LISTED ENTRIES ▸
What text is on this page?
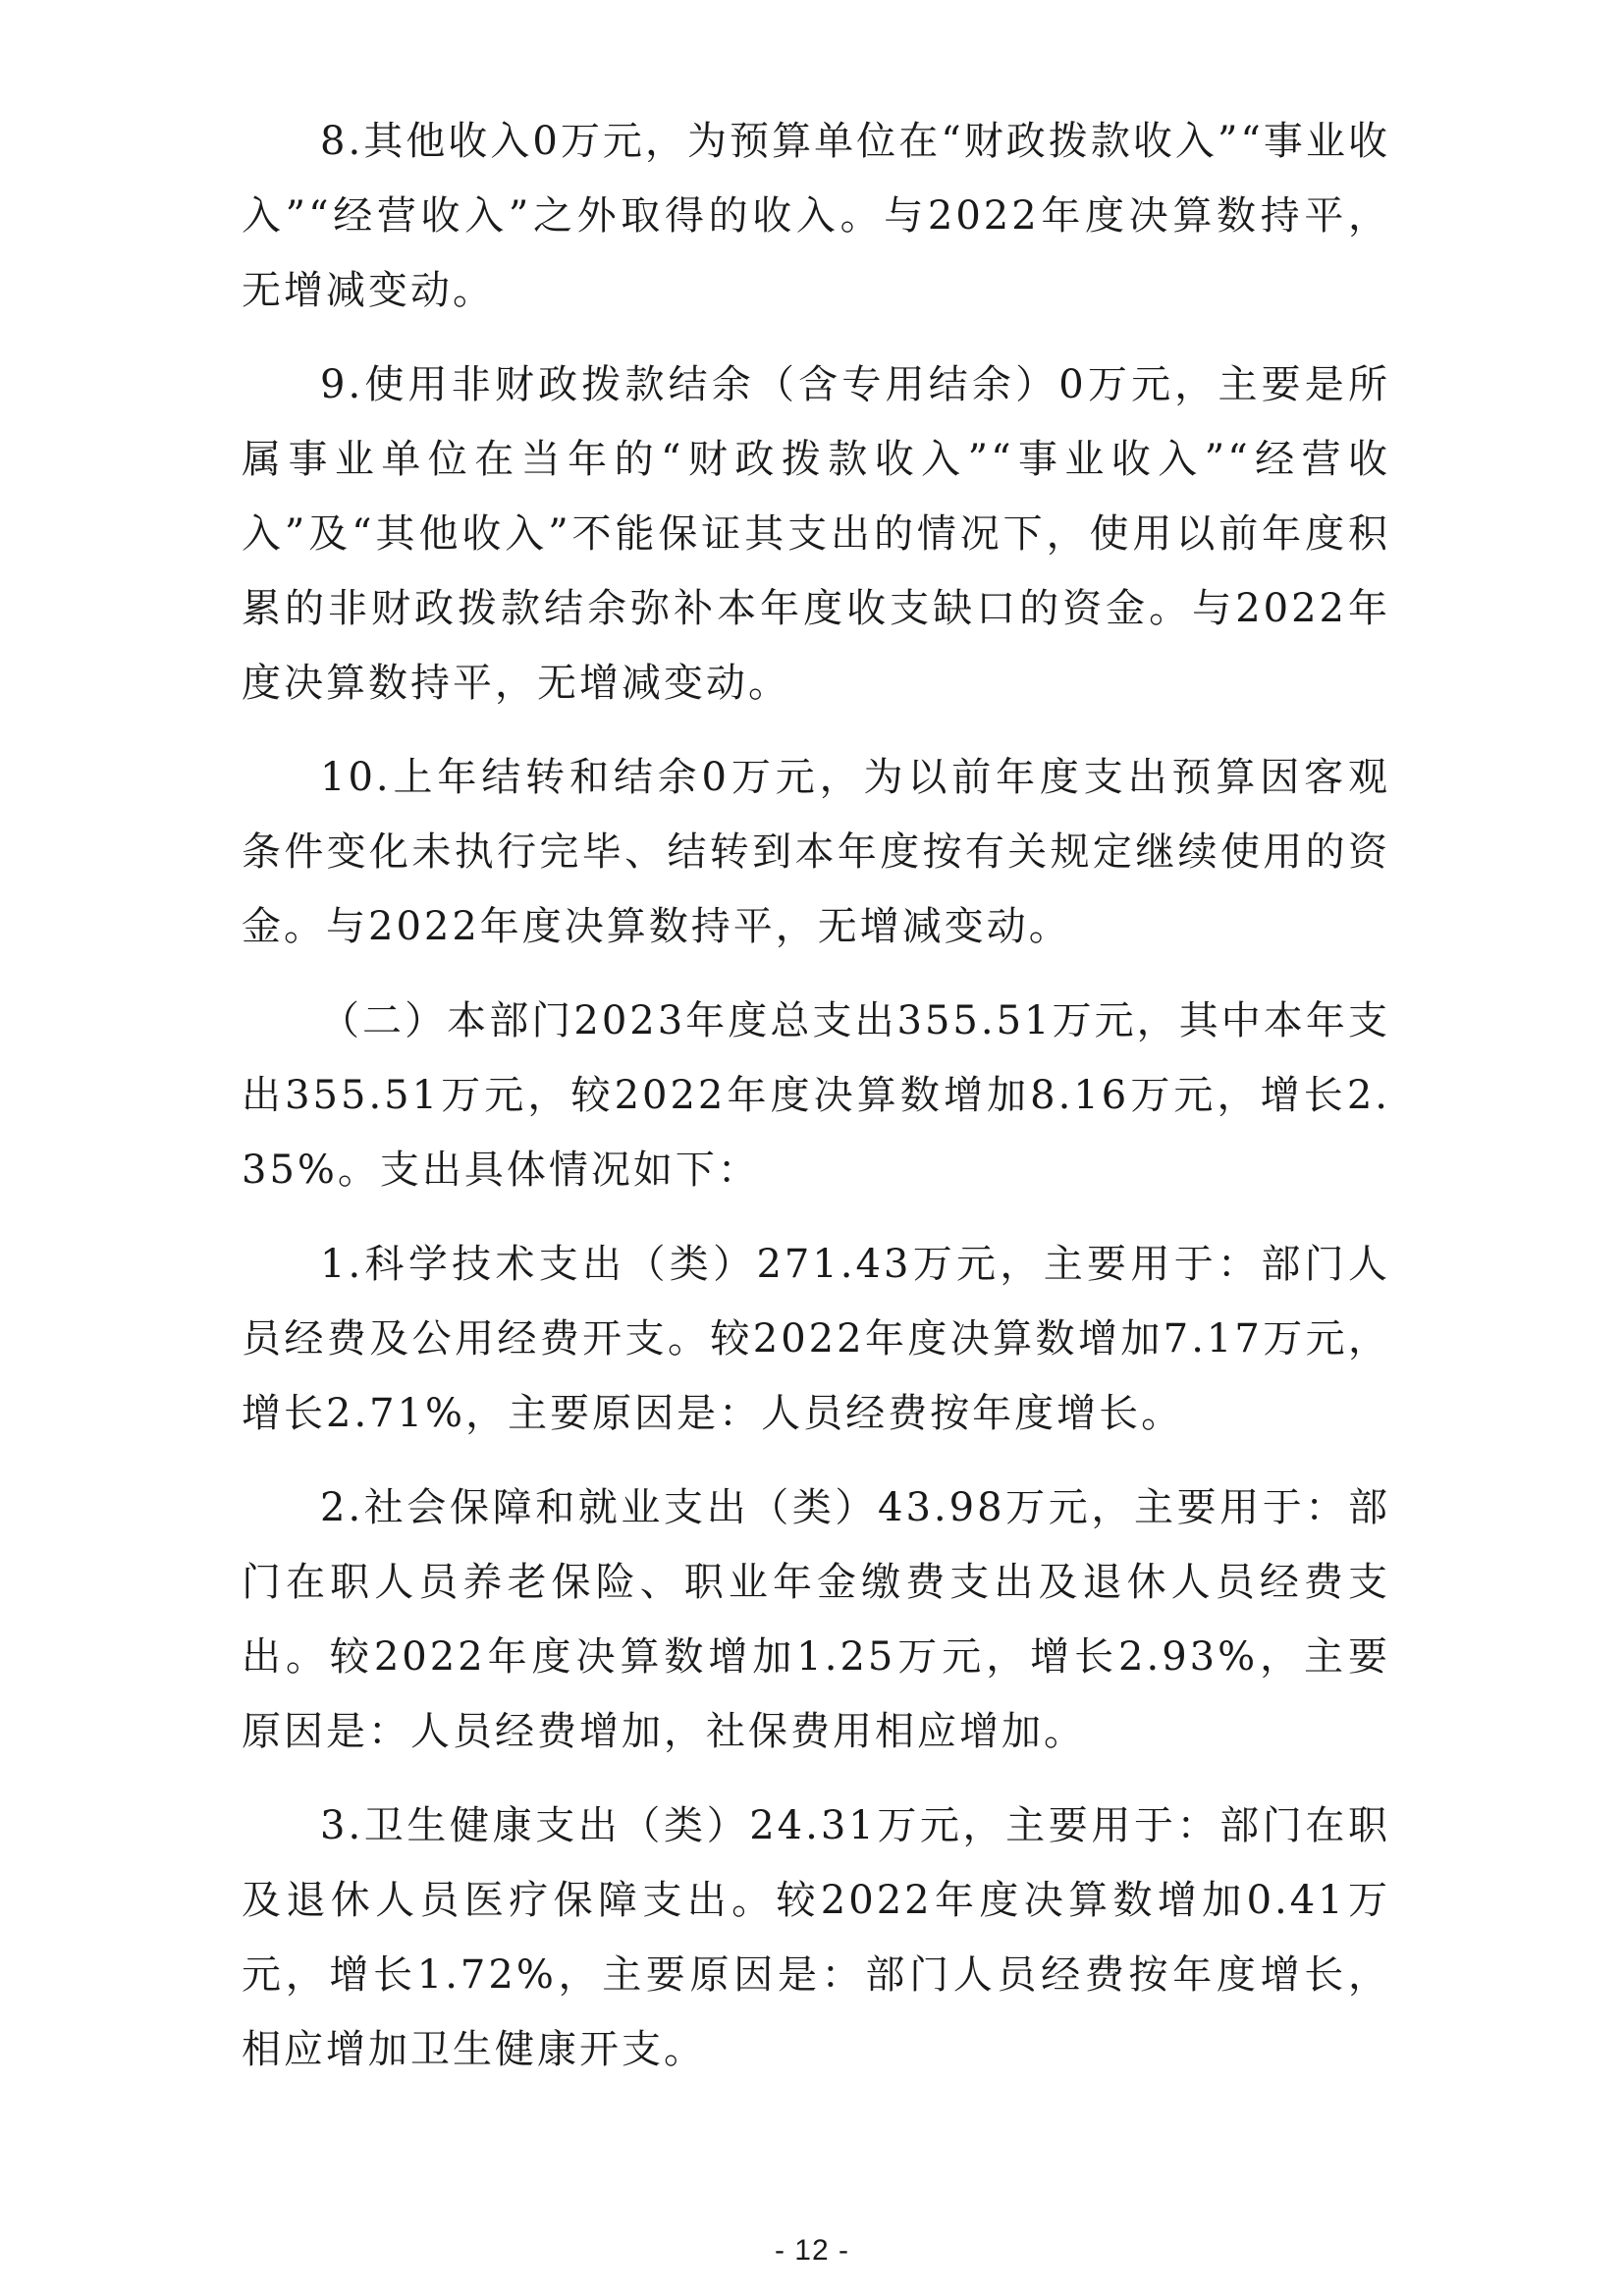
8.其他收入0万元，为预算单位在“财政拨款收入”“事业收入”“经营收入”之外取得的收入。与2022年度决算数持平，无增减变动。

9.使用非财政拨款结余（含专用结余）0万元，主要是所属事业单位在当年的“财政拨款收入”“事业收入”“经营收入”及“其他收入”不能保证其支出的情况下，使用以前年度积累的非财政拨款结余弥补本年度收支缺口的资金。与2022年度决算数持平，无增减变动。

10.上年结转和结余0万元，为以前年度支出预算因客观条件变化未执行完毕、结转到本年度按有关规定继续使用的资金。与2022年度决算数持平，无增减变动。

（二）本部门2023年度总支出355.51万元，其中本年支出355.51万元，较2022年度决算数增加8.16万元，增长2.35%。支出具体情况如下：

1.科学技术支出（类）271.43万元，主要用于：部门人员经费及公用经费开支。较2022年度决算数增加7.17万元，增长2.71%，主要原因是：人员经费按年度增长。

2.社会保障和就业支出（类）43.98万元，主要用于：部门在职人员养老保险、职业年金缴费支出及退休人员经费支出。较2022年度决算数增加1.25万元，增长2.93%，主要原因是：人员经费增加，社保费用相应增加。

3.卫生健康支出（类）24.31万元，主要用于：部门在职及退休人员医疗保障支出。较2022年度决算数增加0.41万元，增长1.72%，主要原因是：部门人员经费按年度增长，相应增加卫生健康开支。

- 12 -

TASK TO CARRY OUT ▸ Using the records above, copy every line that has the word "主要用于" in it.

EXPECTED OUTPUT ▸
1.科学技术支出（类）271.43万元，主要用于：部门人员经费及公用经费开支。较2022年度决算数增加7.17万元，增长2.71%，主要原因是：人员经费按年度增长。
2.社会保障和就业支出（类）43.98万元，主要用于：部门在职人员养老保险、职业年金缴费支出及退休人员经费支出。较2022年度决算数增加1.25万元，增长2.93%，主要原因是：人员经费增加，社保费用相应增加。
3.卫生健康支出（类）24.31万元，主要用于：部门在职及退休人员医疗保障支出。较2022年度决算数增加0.41万元，增长1.72%，主要原因是：部门人员经费按年度增长，相应增加卫生健康开支。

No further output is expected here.